⟨

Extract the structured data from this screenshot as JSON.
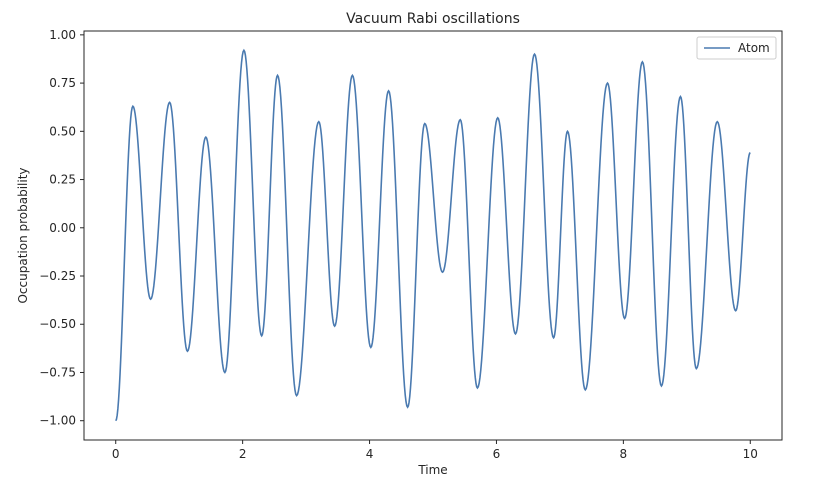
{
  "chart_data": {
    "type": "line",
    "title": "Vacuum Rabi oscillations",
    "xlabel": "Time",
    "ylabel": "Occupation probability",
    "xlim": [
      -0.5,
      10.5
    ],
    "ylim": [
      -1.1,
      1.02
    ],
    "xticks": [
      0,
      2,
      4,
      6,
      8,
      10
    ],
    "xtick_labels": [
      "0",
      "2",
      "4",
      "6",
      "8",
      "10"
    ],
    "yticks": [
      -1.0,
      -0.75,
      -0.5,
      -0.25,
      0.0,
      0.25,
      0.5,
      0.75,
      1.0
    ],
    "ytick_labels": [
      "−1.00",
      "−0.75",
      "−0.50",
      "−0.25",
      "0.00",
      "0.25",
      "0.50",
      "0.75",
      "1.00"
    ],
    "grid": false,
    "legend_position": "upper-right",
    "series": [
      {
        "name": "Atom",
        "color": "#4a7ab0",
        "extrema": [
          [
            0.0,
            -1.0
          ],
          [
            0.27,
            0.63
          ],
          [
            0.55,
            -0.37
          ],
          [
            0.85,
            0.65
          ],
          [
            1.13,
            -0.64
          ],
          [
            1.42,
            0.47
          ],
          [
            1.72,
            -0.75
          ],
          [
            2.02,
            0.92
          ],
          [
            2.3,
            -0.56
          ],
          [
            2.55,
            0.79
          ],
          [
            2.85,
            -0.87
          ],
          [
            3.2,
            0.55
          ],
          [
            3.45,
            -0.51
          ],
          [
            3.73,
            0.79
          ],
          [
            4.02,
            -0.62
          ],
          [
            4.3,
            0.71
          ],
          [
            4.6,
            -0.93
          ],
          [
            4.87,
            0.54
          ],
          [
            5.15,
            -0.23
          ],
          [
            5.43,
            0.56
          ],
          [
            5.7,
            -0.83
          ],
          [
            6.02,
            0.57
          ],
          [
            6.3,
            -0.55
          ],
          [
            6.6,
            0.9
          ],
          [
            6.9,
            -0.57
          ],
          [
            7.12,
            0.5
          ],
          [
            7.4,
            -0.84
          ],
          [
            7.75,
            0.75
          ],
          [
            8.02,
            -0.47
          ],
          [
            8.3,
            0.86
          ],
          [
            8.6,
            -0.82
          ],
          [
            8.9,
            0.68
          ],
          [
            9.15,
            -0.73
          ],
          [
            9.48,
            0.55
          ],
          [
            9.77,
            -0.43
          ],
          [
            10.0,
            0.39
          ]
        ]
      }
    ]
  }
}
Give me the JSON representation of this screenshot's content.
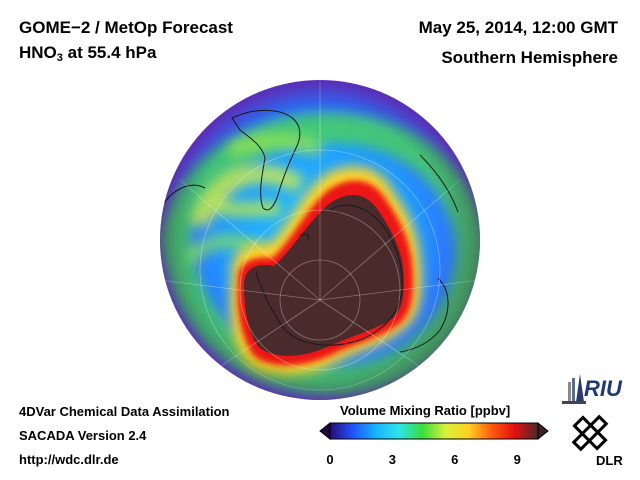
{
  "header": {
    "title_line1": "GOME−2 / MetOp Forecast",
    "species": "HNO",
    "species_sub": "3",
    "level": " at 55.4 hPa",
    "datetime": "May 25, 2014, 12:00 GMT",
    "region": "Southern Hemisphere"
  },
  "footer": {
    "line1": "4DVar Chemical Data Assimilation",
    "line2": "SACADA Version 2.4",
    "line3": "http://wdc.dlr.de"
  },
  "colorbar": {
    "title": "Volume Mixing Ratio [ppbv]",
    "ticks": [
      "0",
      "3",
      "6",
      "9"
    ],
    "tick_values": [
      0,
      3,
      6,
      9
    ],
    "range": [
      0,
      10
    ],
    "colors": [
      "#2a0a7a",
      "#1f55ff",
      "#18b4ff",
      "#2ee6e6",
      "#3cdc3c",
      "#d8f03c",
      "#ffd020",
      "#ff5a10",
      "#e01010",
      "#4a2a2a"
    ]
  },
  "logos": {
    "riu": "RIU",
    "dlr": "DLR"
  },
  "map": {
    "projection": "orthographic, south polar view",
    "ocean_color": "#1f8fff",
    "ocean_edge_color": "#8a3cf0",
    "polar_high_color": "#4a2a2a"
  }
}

⟩
⟨

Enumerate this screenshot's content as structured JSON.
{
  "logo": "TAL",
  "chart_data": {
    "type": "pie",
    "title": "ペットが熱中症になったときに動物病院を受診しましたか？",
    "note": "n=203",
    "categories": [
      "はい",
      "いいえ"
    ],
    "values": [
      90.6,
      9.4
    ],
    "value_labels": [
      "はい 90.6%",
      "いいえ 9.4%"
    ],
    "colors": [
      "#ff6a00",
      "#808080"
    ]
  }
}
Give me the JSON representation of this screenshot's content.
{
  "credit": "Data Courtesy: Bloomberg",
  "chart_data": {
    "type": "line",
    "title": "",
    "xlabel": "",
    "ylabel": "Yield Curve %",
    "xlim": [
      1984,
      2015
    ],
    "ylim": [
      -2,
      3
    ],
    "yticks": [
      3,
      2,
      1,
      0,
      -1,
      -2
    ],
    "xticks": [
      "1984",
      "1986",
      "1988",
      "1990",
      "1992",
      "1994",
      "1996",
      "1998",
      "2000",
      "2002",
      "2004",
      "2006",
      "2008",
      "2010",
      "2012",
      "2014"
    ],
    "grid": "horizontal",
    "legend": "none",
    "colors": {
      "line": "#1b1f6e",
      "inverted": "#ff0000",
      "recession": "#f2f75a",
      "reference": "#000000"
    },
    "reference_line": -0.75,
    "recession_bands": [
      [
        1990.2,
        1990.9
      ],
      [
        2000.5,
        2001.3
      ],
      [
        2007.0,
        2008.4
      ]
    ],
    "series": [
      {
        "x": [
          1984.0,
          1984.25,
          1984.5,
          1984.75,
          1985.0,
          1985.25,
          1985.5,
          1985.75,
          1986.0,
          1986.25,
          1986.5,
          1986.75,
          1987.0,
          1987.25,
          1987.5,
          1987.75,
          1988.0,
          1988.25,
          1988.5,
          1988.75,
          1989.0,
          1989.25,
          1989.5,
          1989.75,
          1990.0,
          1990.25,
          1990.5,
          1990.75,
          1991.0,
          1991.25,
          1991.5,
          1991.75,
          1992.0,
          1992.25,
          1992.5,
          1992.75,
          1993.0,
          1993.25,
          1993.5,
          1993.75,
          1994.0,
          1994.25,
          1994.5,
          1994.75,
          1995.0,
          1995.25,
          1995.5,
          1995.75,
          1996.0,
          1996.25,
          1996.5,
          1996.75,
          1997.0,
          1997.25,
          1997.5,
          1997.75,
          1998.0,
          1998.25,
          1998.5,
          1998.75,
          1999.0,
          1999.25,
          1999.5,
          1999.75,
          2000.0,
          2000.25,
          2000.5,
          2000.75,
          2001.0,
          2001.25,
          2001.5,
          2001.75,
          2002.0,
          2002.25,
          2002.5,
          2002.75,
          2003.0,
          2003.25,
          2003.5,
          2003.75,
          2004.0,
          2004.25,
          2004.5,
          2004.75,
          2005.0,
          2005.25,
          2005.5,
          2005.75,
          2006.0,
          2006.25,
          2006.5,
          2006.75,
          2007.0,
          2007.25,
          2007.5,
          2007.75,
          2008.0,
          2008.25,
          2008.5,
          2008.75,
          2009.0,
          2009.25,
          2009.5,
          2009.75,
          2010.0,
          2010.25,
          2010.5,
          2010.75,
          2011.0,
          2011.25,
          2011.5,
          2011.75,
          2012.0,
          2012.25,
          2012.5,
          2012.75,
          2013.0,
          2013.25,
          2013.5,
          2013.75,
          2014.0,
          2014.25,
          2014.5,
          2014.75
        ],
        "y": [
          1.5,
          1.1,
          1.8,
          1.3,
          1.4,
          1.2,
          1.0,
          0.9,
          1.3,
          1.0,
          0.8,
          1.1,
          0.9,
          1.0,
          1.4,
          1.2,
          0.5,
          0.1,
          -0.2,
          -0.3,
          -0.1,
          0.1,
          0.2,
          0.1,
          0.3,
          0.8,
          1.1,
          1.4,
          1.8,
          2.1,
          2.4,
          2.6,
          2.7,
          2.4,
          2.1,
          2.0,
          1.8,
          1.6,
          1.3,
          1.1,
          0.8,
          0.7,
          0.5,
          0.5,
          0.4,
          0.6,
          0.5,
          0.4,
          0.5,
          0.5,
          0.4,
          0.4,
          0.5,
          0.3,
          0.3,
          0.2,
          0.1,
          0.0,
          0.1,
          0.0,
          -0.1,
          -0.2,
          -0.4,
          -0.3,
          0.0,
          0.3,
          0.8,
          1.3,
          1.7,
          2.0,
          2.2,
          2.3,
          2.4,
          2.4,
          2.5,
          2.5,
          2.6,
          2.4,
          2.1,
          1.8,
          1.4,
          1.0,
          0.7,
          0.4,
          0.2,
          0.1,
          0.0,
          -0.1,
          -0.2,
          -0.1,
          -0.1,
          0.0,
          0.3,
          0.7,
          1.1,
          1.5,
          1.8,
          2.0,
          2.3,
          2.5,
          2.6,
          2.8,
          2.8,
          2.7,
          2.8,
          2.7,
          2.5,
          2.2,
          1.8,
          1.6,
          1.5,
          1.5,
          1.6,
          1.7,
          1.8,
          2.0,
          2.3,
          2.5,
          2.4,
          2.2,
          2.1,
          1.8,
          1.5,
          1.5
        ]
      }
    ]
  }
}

⟩

- [REQUEST]: Search the data for the string "structured" and copy each line where it appears.

- [WRITTEN RESPONSE]:
Extract the structured data from this screenshot as JSON.
Enumerate this screenshot's content as structured JSON.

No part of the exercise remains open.